● Given instruction: Tally up the lines where the string "online" appears; reply with the number only.

(Recorded data)
####################

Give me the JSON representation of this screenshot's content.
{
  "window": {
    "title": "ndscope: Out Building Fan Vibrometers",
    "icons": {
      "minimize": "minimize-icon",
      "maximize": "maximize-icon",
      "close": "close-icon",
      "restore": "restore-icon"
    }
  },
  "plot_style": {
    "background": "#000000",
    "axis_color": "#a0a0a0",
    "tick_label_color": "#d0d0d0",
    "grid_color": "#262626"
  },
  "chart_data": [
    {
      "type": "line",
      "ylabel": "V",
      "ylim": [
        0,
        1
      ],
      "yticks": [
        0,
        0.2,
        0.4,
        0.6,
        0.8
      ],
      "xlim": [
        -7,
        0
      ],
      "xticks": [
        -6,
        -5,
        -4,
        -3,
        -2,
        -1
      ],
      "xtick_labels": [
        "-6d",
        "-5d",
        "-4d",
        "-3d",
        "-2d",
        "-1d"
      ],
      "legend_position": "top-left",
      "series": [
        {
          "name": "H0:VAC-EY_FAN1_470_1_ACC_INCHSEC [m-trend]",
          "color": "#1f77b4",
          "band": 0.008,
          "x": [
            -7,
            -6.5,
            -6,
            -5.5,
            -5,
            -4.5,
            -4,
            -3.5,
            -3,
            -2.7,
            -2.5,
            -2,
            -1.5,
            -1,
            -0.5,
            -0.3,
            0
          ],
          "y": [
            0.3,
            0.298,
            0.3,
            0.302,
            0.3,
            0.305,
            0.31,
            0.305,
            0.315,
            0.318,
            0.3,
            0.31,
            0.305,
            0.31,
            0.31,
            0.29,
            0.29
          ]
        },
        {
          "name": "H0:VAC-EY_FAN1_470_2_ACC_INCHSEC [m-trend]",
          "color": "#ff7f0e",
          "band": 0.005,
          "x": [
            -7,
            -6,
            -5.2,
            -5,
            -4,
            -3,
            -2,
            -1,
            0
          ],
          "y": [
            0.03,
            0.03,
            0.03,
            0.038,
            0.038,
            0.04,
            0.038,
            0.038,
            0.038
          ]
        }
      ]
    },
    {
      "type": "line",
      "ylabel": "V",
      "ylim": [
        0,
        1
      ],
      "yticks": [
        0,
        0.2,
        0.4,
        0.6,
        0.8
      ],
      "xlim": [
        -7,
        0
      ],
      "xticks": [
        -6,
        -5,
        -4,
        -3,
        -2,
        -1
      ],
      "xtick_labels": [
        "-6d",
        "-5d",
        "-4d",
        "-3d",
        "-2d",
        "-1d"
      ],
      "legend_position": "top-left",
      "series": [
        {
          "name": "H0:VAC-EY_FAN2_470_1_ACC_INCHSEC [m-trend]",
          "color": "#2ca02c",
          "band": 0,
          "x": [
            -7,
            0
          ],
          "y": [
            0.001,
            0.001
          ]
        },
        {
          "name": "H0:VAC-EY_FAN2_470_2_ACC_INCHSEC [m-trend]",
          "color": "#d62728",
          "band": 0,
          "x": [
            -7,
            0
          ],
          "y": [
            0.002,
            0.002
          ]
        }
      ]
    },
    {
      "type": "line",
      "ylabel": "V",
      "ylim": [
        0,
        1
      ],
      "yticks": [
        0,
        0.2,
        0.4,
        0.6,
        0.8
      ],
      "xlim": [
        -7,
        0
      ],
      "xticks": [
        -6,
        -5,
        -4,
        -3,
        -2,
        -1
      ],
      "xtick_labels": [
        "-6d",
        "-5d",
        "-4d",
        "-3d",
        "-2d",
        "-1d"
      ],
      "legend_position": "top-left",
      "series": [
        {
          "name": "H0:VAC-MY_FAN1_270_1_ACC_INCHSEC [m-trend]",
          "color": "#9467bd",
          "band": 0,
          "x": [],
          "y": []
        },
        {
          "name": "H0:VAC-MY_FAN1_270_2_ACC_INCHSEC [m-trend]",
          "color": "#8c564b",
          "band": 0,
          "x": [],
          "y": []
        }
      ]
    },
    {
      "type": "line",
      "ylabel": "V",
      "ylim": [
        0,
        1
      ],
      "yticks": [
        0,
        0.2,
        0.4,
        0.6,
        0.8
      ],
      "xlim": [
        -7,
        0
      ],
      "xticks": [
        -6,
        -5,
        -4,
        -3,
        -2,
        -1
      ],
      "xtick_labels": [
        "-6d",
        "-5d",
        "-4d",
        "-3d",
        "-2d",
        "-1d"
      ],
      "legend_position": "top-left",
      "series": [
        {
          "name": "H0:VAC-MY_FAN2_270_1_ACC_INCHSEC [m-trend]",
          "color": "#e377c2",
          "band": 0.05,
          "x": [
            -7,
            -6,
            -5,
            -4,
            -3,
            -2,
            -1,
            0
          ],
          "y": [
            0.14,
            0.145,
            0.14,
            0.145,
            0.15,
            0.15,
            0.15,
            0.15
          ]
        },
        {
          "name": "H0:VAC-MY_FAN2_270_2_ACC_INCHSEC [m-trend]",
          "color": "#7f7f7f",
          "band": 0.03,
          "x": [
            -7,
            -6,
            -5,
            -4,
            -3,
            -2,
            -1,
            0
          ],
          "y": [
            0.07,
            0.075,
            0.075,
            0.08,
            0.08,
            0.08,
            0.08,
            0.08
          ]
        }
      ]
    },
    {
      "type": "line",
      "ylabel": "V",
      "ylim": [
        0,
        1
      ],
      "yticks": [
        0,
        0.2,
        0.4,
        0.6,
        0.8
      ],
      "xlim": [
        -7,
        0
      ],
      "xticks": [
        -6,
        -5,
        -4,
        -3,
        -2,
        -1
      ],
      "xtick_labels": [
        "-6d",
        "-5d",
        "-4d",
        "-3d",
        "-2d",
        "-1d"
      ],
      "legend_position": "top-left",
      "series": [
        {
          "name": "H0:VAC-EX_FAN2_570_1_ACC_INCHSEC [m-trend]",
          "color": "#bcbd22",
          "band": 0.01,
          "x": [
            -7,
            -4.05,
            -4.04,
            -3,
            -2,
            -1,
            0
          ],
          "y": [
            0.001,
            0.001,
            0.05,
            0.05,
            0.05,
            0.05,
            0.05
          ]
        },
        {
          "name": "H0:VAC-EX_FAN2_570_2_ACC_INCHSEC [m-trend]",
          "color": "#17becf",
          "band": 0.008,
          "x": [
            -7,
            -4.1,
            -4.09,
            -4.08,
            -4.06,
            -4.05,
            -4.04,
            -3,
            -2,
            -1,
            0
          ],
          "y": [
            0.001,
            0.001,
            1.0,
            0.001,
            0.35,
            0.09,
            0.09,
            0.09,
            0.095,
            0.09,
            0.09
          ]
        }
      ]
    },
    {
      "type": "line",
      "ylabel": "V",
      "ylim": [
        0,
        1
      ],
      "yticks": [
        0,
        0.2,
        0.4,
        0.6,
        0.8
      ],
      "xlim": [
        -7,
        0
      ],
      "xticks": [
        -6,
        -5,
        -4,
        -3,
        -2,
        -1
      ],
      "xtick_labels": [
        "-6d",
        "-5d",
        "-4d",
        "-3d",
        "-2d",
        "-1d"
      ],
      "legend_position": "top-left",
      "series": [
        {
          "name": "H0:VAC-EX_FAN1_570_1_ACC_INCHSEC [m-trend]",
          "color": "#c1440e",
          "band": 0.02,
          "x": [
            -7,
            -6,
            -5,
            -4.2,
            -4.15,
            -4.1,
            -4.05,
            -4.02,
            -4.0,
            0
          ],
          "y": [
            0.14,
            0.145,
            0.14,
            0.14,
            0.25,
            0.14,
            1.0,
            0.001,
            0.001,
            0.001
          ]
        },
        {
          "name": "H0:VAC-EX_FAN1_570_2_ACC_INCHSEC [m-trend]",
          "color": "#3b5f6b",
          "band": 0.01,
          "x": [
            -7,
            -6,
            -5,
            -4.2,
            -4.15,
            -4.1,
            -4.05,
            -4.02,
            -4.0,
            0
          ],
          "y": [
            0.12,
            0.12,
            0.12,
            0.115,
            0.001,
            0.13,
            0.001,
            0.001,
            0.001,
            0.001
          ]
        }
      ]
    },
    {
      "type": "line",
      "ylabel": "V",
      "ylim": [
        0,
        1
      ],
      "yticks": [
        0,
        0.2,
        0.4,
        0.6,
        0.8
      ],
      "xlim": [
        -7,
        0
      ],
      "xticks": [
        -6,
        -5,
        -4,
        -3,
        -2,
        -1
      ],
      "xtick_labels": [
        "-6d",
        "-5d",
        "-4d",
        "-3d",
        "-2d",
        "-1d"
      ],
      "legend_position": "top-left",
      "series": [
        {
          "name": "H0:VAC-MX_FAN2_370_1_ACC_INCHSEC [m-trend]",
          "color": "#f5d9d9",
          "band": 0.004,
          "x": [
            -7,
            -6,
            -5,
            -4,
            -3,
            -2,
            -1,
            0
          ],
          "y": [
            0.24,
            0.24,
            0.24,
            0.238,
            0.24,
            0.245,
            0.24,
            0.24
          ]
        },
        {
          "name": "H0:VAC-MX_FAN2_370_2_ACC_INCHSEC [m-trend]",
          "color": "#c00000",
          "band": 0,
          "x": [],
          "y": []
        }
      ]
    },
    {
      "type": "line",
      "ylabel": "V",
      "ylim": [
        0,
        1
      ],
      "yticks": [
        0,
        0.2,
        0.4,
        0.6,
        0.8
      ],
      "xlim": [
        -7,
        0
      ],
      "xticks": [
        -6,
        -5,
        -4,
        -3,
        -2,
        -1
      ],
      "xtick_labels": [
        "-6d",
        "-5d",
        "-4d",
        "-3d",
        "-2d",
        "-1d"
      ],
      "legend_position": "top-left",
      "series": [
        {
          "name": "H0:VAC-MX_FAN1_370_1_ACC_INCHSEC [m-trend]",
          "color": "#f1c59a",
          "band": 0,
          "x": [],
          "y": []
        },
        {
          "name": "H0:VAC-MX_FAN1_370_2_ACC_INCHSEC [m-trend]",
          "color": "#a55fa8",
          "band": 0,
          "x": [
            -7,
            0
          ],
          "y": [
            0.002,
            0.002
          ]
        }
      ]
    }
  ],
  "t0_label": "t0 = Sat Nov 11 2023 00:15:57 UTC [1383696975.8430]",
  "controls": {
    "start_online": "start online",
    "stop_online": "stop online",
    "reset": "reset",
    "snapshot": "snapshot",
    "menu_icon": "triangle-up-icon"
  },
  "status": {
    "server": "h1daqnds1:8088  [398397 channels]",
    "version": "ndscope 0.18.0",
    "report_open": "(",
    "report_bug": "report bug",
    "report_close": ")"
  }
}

####################

● Result of this task: 2